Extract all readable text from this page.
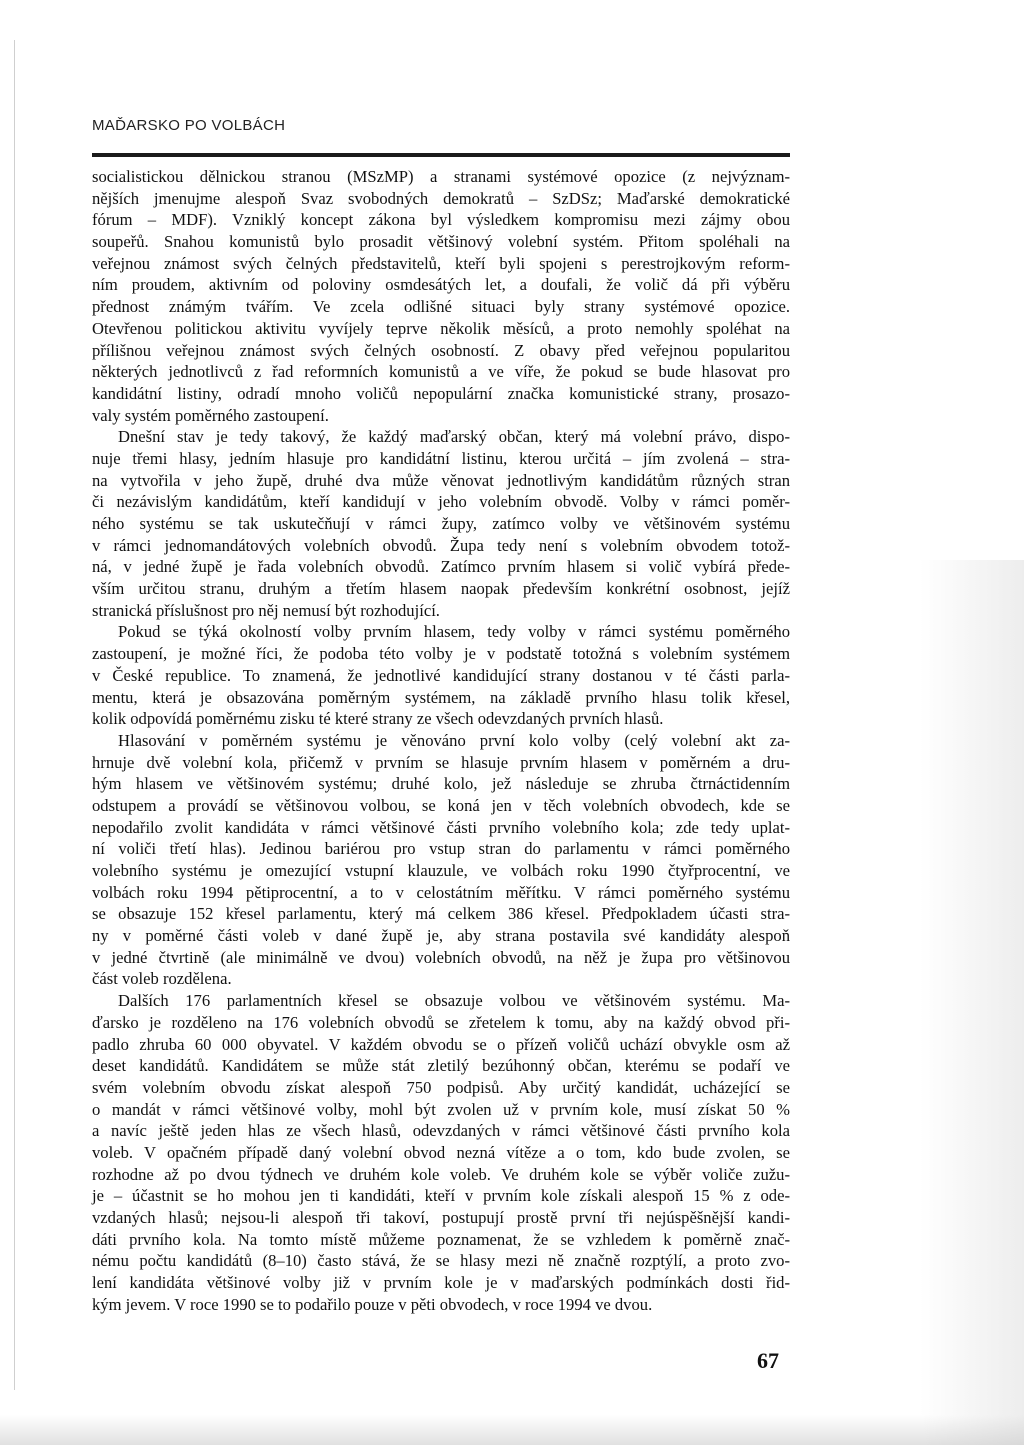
MAĎARSKO PO VOLBÁCH
socialistickou dělnickou stranou (MSzMP) a stranami systémové opozice (z nejvýznam-
nějších jmenujme alespoň Svaz svobodných demokratů – SzDSz; Maďarské demokratické
fórum – MDF). Vzniklý koncept zákona byl výsledkem kompromisu mezi zájmy obou
soupeřů. Snahou komunistů bylo prosadit většinový volební systém. Přitom spoléhali na
veřejnou známost svých čelných představitelů, kteří byli spojeni s perestrojkovým reform-
ním proudem, aktivním od poloviny osmdesátých let, a doufali, že volič dá při výběru
přednost známým tvářím. Ve zcela odlišné situaci byly strany systémové opozice.
Otevřenou politickou aktivitu vyvíjely teprve několik měsíců, a proto nemohly spoléhat na
přílišnou veřejnou známost svých čelných osobností. Z obavy před veřejnou popularitou
některých jednotlivců z řad reformních komunistů a ve víře, že pokud se bude hlasovat pro
kandidátní listiny, odradí mnoho voličů nepopulární značka komunistické strany, prosazo-
valy systém poměrného zastoupení.
Dnešní stav je tedy takový, že každý maďarský občan, který má volební právo, dispo-
nuje třemi hlasy, jedním hlasuje pro kandidátní listinu, kterou určitá – jím zvolená – stra-
na vytvořila v jeho župě, druhé dva může věnovat jednotlivým kandidátům různých stran
či nezávislým kandidátům, kteří kandidují v jeho volebním obvodě. Volby v rámci poměr-
ného systému se tak uskutečňují v rámci župy, zatímco volby ve většinovém systému
v rámci jednomandátových volebních obvodů. Župa tedy není s volebním obvodem totož-
ná, v jedné župě je řada volebních obvodů. Zatímco prvním hlasem si volič vybírá přede-
vším určitou stranu, druhým a třetím hlasem naopak především konkrétní osobnost, jejíž
stranická příslušnost pro něj nemusí být rozhodující.
Pokud se týká okolností volby prvním hlasem, tedy volby v rámci systému poměrného
zastoupení, je možné říci, že podoba této volby je v podstatě totožná s volebním systémem
v České republice. To znamená, že jednotlivé kandidující strany dostanou v té části parla-
mentu, která je obsazována poměrným systémem, na základě prvního hlasu tolik křesel,
kolik odpovídá poměrnému zisku té které strany ze všech odevzdaných prvních hlasů.
Hlasování v poměrném systému je věnováno první kolo volby (celý volební akt za-
hrnuje dvě volební kola, přičemž v prvním se hlasuje prvním hlasem v poměrném a dru-
hým hlasem ve většinovém systému; druhé kolo, jež následuje se zhruba čtrnáctidenním
odstupem a provádí se většinovou volbou, se koná jen v těch volebních obvodech, kde se
nepodařilo zvolit kandidáta v rámci většinové části prvního volebního kola; zde tedy uplat-
ní voliči třetí hlas). Jedinou bariérou pro vstup stran do parlamentu v rámci poměrného
volebního systému je omezující vstupní klauzule, ve volbách roku 1990 čtyřprocentní, ve
volbách roku 1994 pětiprocentní, a to v celostátním měřítku. V rámci poměrného systému
se obsazuje 152 křesel parlamentu, který má celkem 386 křesel. Předpokladem účasti stra-
ny v poměrné části voleb v dané župě je, aby strana postavila své kandidáty alespoň
v jedné čtvrtině (ale minimálně ve dvou) volebních obvodů, na něž je župa pro většinovou
část voleb rozdělena.
Dalších 176 parlamentních křesel se obsazuje volbou ve většinovém systému. Ma-
ďarsko je rozděleno na 176 volebních obvodů se zřetelem k tomu, aby na každý obvod při-
padlo zhruba 60 000 obyvatel. V každém obvodu se o přízeň voličů uchází obvykle osm až
deset kandidátů. Kandidátem se může stát zletilý bezúhonný občan, kterému se podaří ve
svém volebním obvodu získat alespoň 750 podpisů. Aby určitý kandidát, ucházející se
o mandát v rámci většinové volby, mohl být zvolen už v prvním kole, musí získat 50 %
a navíc ještě jeden hlas ze všech hlasů, odevzdaných v rámci většinové části prvního kola
voleb. V opačném případě daný volební obvod nezná vítěze a o tom, kdo bude zvolen, se
rozhodne až po dvou týdnech ve druhém kole voleb. Ve druhém kole se výběr voliče zužu-
je – účastnit se ho mohou jen ti kandidáti, kteří v prvním kole získali alespoň 15 % z ode-
vzdaných hlasů; nejsou-li alespoň tři takoví, postupují prostě první tři nejúspěšnější kandi-
dáti prvního kola. Na tomto místě můžeme poznamenat, že se vzhledem k poměrně znač-
nému počtu kandidátů (8–10) často stává, že se hlasy mezi ně značně rozptýlí, a proto zvo-
lení kandidáta většinové volby již v prvním kole je v maďarských podmínkách dosti řid-
kým jevem. V roce 1990 se to podařilo pouze v pěti obvodech, v roce 1994 ve dvou.
67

**WHAT YOU NEED TO DO**. Look through the records and gather every line containing "bude".

**RESULT OF THE TASK**.
některých jednotlivců z řad reformních komunistů a ve víře, že pokud se bude hlasovat pro
voleb. V opačném případě daný volební obvod nezná vítěze a o tom, kdo bude zvolen, se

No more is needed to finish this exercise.